Copy the lines of the material below word for word, beginning with the line that contains "wire RESET right [441,290,471,292]" and ending with the line that contains "wire RESET to H3 pin5 [791,81,845,83]".
* START Given data *
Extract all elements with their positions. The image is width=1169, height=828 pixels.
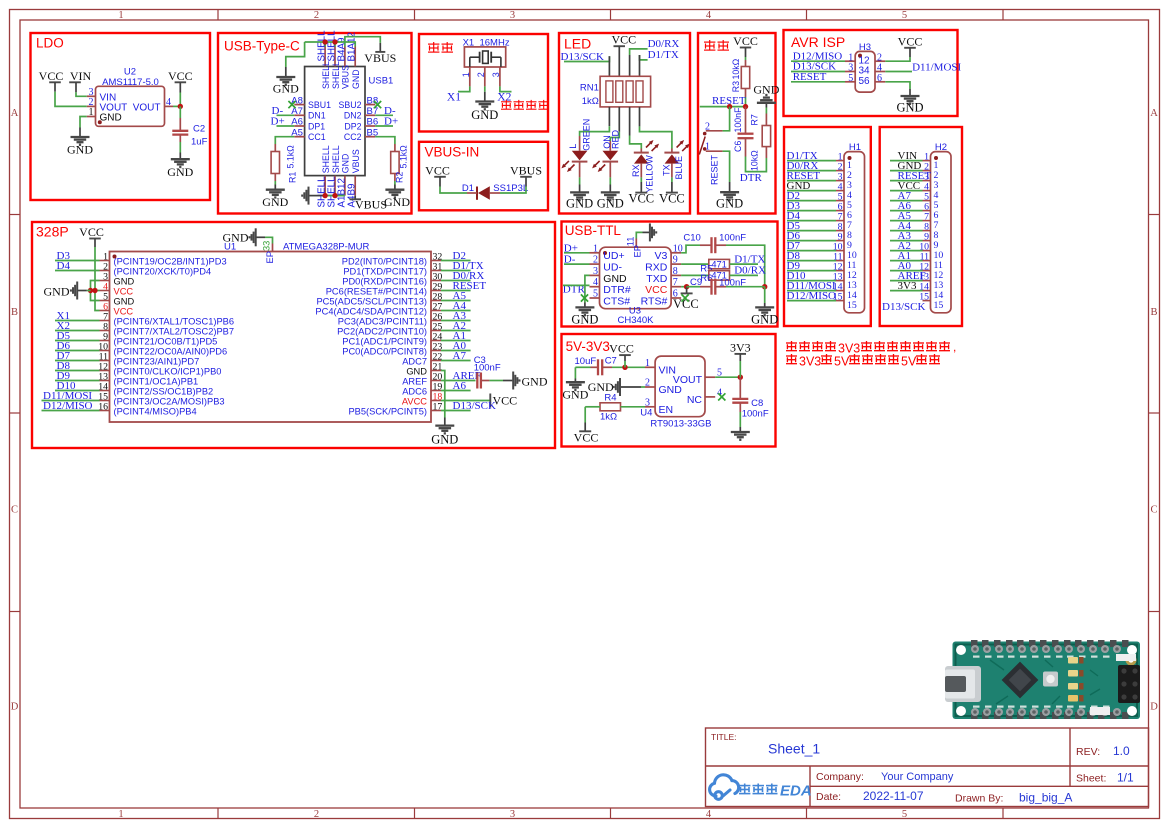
wire RESET right [441,290,471,292]
crystal pin 2 [484,67,486,86]
ground flag bottom left of USB1 [308,187,310,205]
ground symbol USB-TTL left [575,306,594,308]
wire D0/RX to RN1 pin3 [630,49,648,55]
junction 3V3 [738,375,743,380]
capacitor C8 [732,398,748,400]
svg-text:A: A [11,108,19,119]
H2 pin 9 [923,240,931,242]
connector H1 body [844,152,865,313]
wire VBUS pin to flag [345,37,380,47]
svg-text:TITLE:: TITLE: [711,732,737,742]
wire EP to GND flag USB-TTL [636,232,642,238]
wire RESET to H3 pin5 [791,81,845,83]
reset block title (fuwei) [704,41,715,43]
ground symbol USB-TTL right [755,306,774,308]
svg-text:VOUT: VOUT [673,374,703,386]
H2 block border [880,127,962,326]
wire D8 [55,370,100,372]
wire R6 to D0/RX [730,274,759,276]
junction RESET switch [727,104,732,109]
svg-text:VCC: VCC [659,191,685,205]
svg-text:GND: GND [431,432,458,446]
USB1 bottom pin A4B9 [354,176,356,196]
LED4 anode to VCC [671,164,673,178]
wire pin10 V3 to C10 [681,245,700,253]
wire D13/SCK to H3 pin3 [791,71,845,73]
GND bracket pins 3 and 5 [91,281,100,301]
wire pin2 to node [723,107,730,131]
H1 pin 11 [836,260,844,262]
svg-text:DTR#: DTR# [603,284,631,296]
ground symbol 328P bottom [435,424,454,426]
svg-text:GREEN: GREEN [581,119,591,151]
wire D4 [55,270,100,272]
svg-text:3V3: 3V3 [838,342,860,356]
H1 pin 2 [836,170,844,172]
U3 pin 9 RXD [671,263,681,265]
wire A7 to D- [277,114,295,116]
USB1 top pin SHELL [324,47,326,67]
wire H1 D11/MOSI [787,290,836,292]
resistor network RN1 body [600,76,651,107]
wire R1 to GND [274,174,276,182]
svg-text:471: 471 [711,259,727,269]
wire A7 right [441,360,471,362]
svg-text:(PCINT0/CLKO/ICP1)PB0: (PCINT0/CLKO/ICP1)PB0 [114,367,222,377]
svg-text:VCC: VCC [645,284,668,296]
svg-text:ATMEGA328P-MUR: ATMEGA328P-MUR [283,242,370,253]
svg-text:PD0(RXD/PCINT16): PD0(RXD/PCINT16) [342,277,427,287]
svg-text:RN1: RN1 [580,83,599,94]
svg-text:SHELL: SHELL [331,145,341,173]
crystal block border [419,34,548,132]
svg-text:2: 2 [705,121,710,132]
H1 pin 7 [836,220,844,222]
arduino nano board photo [945,640,1140,719]
U1 pin 31 PD1(TXD/PCINT17) [431,270,441,272]
wire H1 RESET [787,180,836,182]
USB-TTL block border [562,222,778,327]
svg-text:GND: GND [753,83,779,97]
wire H2 GND [890,170,923,172]
H1 pin 10 [836,250,844,252]
VCC flag below pin7 [686,287,688,294]
svg-text:VCC: VCC [628,191,654,205]
wire H2 A7 [890,200,923,202]
svg-text:YELLOW: YELLOW [644,155,654,193]
svg-text:(PCINT4/MISO)PB4: (PCINT4/MISO)PB4 [114,407,197,417]
ground symbol below C7 [566,381,585,383]
U3 pin1 dot [603,251,607,255]
wire top SHELL bus to GND [324,42,326,47]
svg-text:RX: RX [631,164,641,177]
junction GND bracket [88,288,93,293]
wire H2 RESET [890,180,923,182]
ground symbol AVR ISP [901,95,920,97]
svg-text:A: A [1150,108,1158,119]
svg-text:EP: EP [265,251,275,263]
svg-text:Company:: Company: [816,771,864,783]
wire C6 down to DTR [745,138,747,156]
LED3 anode to VCC [640,164,642,178]
capacitor C3 [476,373,478,389]
RN1 inner resistor boxes [606,81,613,102]
U1 pin 5 GND [100,300,110,302]
svg-text:R3: R3 [731,81,741,92]
capacitor C2 [172,130,188,132]
svg-text:5: 5 [902,10,907,21]
U3 EP pin 11 [635,239,637,248]
svg-text:C9: C9 [690,277,702,288]
svg-text:VCC: VCC [114,307,134,317]
wire RN1 pin3 to LED3 [630,136,642,149]
svg-text:1: 1 [89,107,94,118]
switch lever [703,132,707,136]
resistor R7 [765,147,767,158]
svg-text:U4: U4 [640,408,652,419]
svg-text:(PCINT19/OC2B/INT1)PD3: (PCINT19/OC2B/INT1)PD3 [114,257,227,267]
svg-text:D1: D1 [462,183,474,194]
U2 pin 2 VOUT left [87,105,96,107]
svg-text:4: 4 [706,10,712,21]
capacitor C9 [710,279,712,295]
wire X1 [55,320,100,322]
svg-text:2: 2 [314,10,319,21]
svg-text:PB5(SCK/PCINT5): PB5(SCK/PCINT5) [348,407,427,417]
svg-text:DTR: DTR [740,172,763,184]
U1 pin 27 PC4(ADC4/SDA/PCINT12) [431,310,441,312]
U3 pin 10 V3 [671,252,681,254]
switch SW pin 1 [706,150,723,152]
annotation text line1 (Chinese) [786,342,797,344]
LED4 cathode pin top [671,149,673,153]
svg-text:TXD: TXD [646,273,667,285]
svg-text:NC: NC [687,394,703,406]
wire node to C6 [745,107,747,134]
svg-text:1: 1 [118,809,123,820]
svg-text:GND: GND [223,231,249,245]
wire A3 right [441,320,471,322]
svg-text:BLUE: BLUE [674,156,684,180]
title block outline [706,728,1149,807]
svg-text:VCC: VCC [611,33,636,47]
3V3 flag [735,353,747,355]
svg-text:2022-11-07: 2022-11-07 [863,789,924,803]
svg-text:328P: 328P [36,224,69,240]
U2 pin 1 GND [87,116,96,118]
U4 pin 2 GND [645,386,655,388]
JLCEDA logo cloud icon [710,775,739,800]
svg-text:VCC: VCC [39,69,64,83]
U2 pin1 dot [98,120,102,124]
U3 pin 5 CTS# [590,297,600,299]
H1 pin 8 [836,230,844,232]
ground symbol LED2 [601,191,620,193]
ground flag at U3 EP (sideways right) [649,223,651,241]
svg-text:100nF: 100nF [719,232,746,243]
svg-text:AREF: AREF [402,377,427,387]
svg-text:VBUS: VBUS [355,197,387,211]
svg-text:PC3(ADC3/PCINT11): PC3(ADC3/PCINT11) [338,317,427,327]
U1 pin 11 (PCINT23/AIN1)PD7 [100,360,110,362]
svg-text:1.0: 1.0 [1113,744,1130,758]
U1 pin 20 AREF [431,380,441,382]
wire R5 to D1/TX [730,263,759,265]
svg-text:D: D [1150,702,1158,713]
wire pin5 VOUT to 3V3 [715,376,740,378]
5V-3V3 block border [562,334,776,447]
U1 pin 18 AVCC [431,400,441,402]
ground flag at EP (sideways) [255,228,257,246]
U4 pin 1 VIN [645,366,655,368]
chip U3 body CH340K [600,247,672,309]
ground symbol above R7 (inverted) [757,102,776,104]
VCC flag right [175,81,187,83]
svg-text:PC0(ADC0/PCINT8): PC0(ADC0/PCINT8) [342,347,427,357]
svg-text:CC2: CC2 [344,132,362,142]
H3 pin 6 [875,81,885,83]
svg-text:15: 15 [934,300,944,311]
svg-text:PC2(ADC2/PCINT10): PC2(ADC2/PCINT10) [337,327,427,337]
svg-text:5: 5 [848,73,853,84]
H3 pin 4 [875,71,885,73]
U1 pin 3 GND [100,280,110,282]
wire B7 to D- [375,114,393,116]
svg-text:SHELL: SHELL [331,61,341,89]
svg-text:VCC: VCC [425,163,450,177]
U2 pin 4 VOUT right [165,105,174,107]
svg-text:1kΩ: 1kΩ [600,411,617,422]
H1 pin 14 [836,290,844,292]
svg-text:VBUS-IN: VBUS-IN [425,145,480,160]
U3 pin 1 UD+ [590,252,600,254]
connector H2 body [931,152,952,313]
wire D6 [55,350,100,352]
svg-text:DP2: DP2 [344,121,361,131]
U1 pin 17 PB5(SCK/PCINT5) [431,410,441,412]
wire RN1 pin2 to LED2 [610,132,619,141]
svg-text:Your Company: Your Company [881,771,954,783]
H2 pin 12 [923,270,931,272]
junction at pin4 VCC C2 [178,104,183,109]
svg-text:2: 2 [314,809,319,820]
junction bottom SHELL 1 [322,193,327,198]
svg-text:GND: GND [406,367,427,377]
svg-text:PC6(RESET#/PCINT14): PC6(RESET#/PCINT14) [326,287,427,297]
wire D11/MOSI [42,400,100,402]
H1 pin 4 [836,190,844,192]
H3 pin 3 [845,71,855,73]
wire R4 left to VCC [585,406,600,408]
svg-text:REV:: REV: [1076,746,1100,758]
svg-text:GND: GND [67,143,93,157]
USB1 top pin B1A12 [354,47,356,67]
svg-text:(PCINT7/XTAL2/TOSC2)PB7: (PCINT7/XTAL2/TOSC2)PB7 [114,327,235,337]
capacitor C10 [710,237,712,253]
H1 pin 3 [836,180,844,182]
svg-text:C2: C2 [193,124,205,135]
H1 block border [784,127,871,326]
wire pin2 to GND [484,86,486,91]
LDO block border [31,33,211,200]
U1 pin 32 PD2(INT0/PCINT18) [431,260,441,262]
resistor R6 (box with 471) [709,271,730,280]
capacitor C7 [597,359,599,375]
H3 pin 1 [845,60,855,62]
AVR ISP block border [784,30,958,116]
U1 pin 30 PD0(RXD/PCINT16) [431,280,441,282]
U1 pin 8 (PCINT7/XTAL2/TOSC2)PB7 [100,330,110,332]
svg-text:3: 3 [645,397,650,408]
svg-text:D13/SCK: D13/SCK [882,301,925,313]
svg-text:100nF: 100nF [474,362,501,373]
svg-text:3V3: 3V3 [730,340,751,354]
junction top SHELL 2 [332,39,337,44]
svg-text:D: D [11,702,19,713]
wire H2 A6 [890,210,923,212]
wire pin9 RXD to R5 [681,263,709,265]
svg-text:4: 4 [593,277,598,288]
svg-text:L: L [568,144,578,149]
svg-text:DN2: DN2 [344,111,362,121]
wire R2 to GND [394,174,396,182]
no-connect X on A8 [288,101,295,108]
U3 pin 8 TXD [671,274,681,276]
svg-text:CH340K: CH340K [618,315,655,326]
wire D13/SCK to RN1 pin1 [564,56,609,61]
svg-text:U2: U2 [124,67,136,78]
wire D13/SCK row [441,410,471,412]
junction bottom SHELL 2 [332,193,337,198]
ground flag 328P left (sideways) [76,282,78,300]
title block dividers [706,765,1149,767]
USB1 top pin B4A9 [344,47,346,67]
junction top SHELL 1 [322,39,327,44]
U1 pin 19 ADC6 [431,390,441,392]
wire A1 right [441,340,471,342]
U1 pin 24 PC1(ADC1/PCINT9) [431,340,441,342]
USB-Type-C block border [218,33,412,214]
diode D1 cathode bar [476,187,478,200]
resistor R2 [391,152,399,174]
LED3 cathode pin top [640,149,642,153]
svg-text:UD+: UD+ [603,250,624,262]
svg-text:17: 17 [433,401,443,412]
wire A2 right [441,330,471,332]
svg-text:11: 11 [625,237,635,247]
wire H1 D1/TX [787,160,836,162]
H1 pin 15 [836,300,844,302]
wire H3 pin6 to GND [885,82,910,89]
wire RN1 pin1 to LED1 [580,126,610,136]
H1 pin 1 [836,160,844,162]
USB1 right pin B6 [365,125,375,127]
svg-text:LDO: LDO [36,36,64,51]
wire D2 right [441,260,471,262]
wire C8 to GND [739,403,741,412]
U1 pin 25 PC2(ADC2/PCINT10) [431,330,441,332]
wire pin3 to X2 label [500,86,512,91]
svg-text:B: B [11,307,18,318]
H1 pin 13 [836,280,844,282]
diode D1 pins [467,192,477,194]
resistor R1 [271,152,279,174]
U1 pin1 dot [113,255,117,259]
svg-text:PD2(INT0/PCINT18): PD2(INT0/PCINT18) [342,257,427,267]
svg-text:SBU1: SBU1 [308,100,331,110]
wire CC1 to R1 [275,137,294,144]
H2 pin 2 [923,170,931,172]
VIN flag [69,81,81,83]
wire RN1 pin4 to LED4 [640,126,672,148]
U1 pin 13 (PCINT1/OC1A)PB1 [100,380,110,382]
ground symbol LED1 [570,191,589,193]
VCC flag left [49,81,61,83]
VCC flag AVR ISP [904,47,916,49]
328P block border [32,222,555,448]
LED block border [559,33,690,214]
wire D7 [55,360,100,362]
wire pin1 to GND [723,151,730,182]
svg-text:VOUT: VOUT [133,102,161,113]
svg-text:DN1: DN1 [308,111,326,121]
svg-text:R4: R4 [604,393,616,404]
wire H2 3V3 [890,290,923,292]
junction VCC C7 [622,365,627,370]
svg-text:,: , [953,340,956,354]
svg-text:SBU2: SBU2 [339,100,362,110]
wire R7 up to GND [765,114,767,126]
svg-text:4: 4 [706,809,712,820]
svg-text:2: 2 [476,72,486,77]
LED1 cathode to GND [579,162,581,178]
reset block border [698,33,776,214]
wire VCC right down [179,82,181,92]
wire D12/MISO to H3 pin1 [791,60,845,62]
svg-text:3: 3 [593,266,598,277]
svg-text:H3: H3 [859,42,871,53]
svg-text:1: 1 [461,72,471,77]
wire AVCC to VCC flag [441,400,490,402]
RN1 long pins top (gray) [608,56,610,76]
svg-text:(PCINT3/OC2A/MOSI)PB3: (PCINT3/OC2A/MOSI)PB3 [114,397,225,407]
H1 pin 9 [836,240,844,242]
VBUS flag bottom [354,196,356,200]
annotation zidai dianrong (built-in capacitor) [501,101,512,103]
connector USB1 body [305,67,365,176]
svg-text:VCC: VCC [609,342,634,356]
U1 pin 23 PC0(ADC0/PCINT8) [431,350,441,352]
svg-text:GND: GND [341,154,351,174]
ground symbol USB-C top [276,76,295,78]
USB1 top pin SHELL [334,47,336,67]
wire pin4 to VCC junction [173,105,180,107]
wire H1 D8 [787,260,836,262]
svg-text:5: 5 [902,809,907,820]
wire A6 row [441,390,471,392]
wire C7 to junction [602,366,612,368]
U1 pin 2 (PCINT20/XCK/T0)PD4 [100,270,110,272]
svg-text:Date:: Date: [816,791,841,803]
H2 pin 4 [923,190,931,192]
svg-text:CC1: CC1 [308,132,326,142]
resistor R3 [741,67,749,89]
LED2 anode pin [609,141,611,151]
svg-text:1/1: 1/1 [1117,771,1134,785]
wire junction to C9 [687,286,700,288]
wire C10 to far right [715,244,726,246]
svg-text:GND: GND [566,196,593,210]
* END Given data *
• _Solution for this task_
wire RESET right [441,290,471,292]
crystal pin 2 [484,67,486,86]
ground flag bottom left of USB1 [308,187,310,205]
ground symbol USB-TTL left [575,306,594,308]
wire D0/RX to RN1 pin3 [630,49,648,55]
junction 3V3 [738,375,743,380]
capacitor C8 [732,398,748,400]
svg-text:A: A [11,108,19,119]
H2 pin 9 [923,240,931,242]
connector H1 body [844,152,865,313]
wire VBUS pin to flag [345,37,380,47]
svg-text:TITLE:: TITLE: [711,732,737,742]
wire EP to GND flag USB-TTL [636,232,642,238]
wire RESET to H3 pin5 [791,81,845,83]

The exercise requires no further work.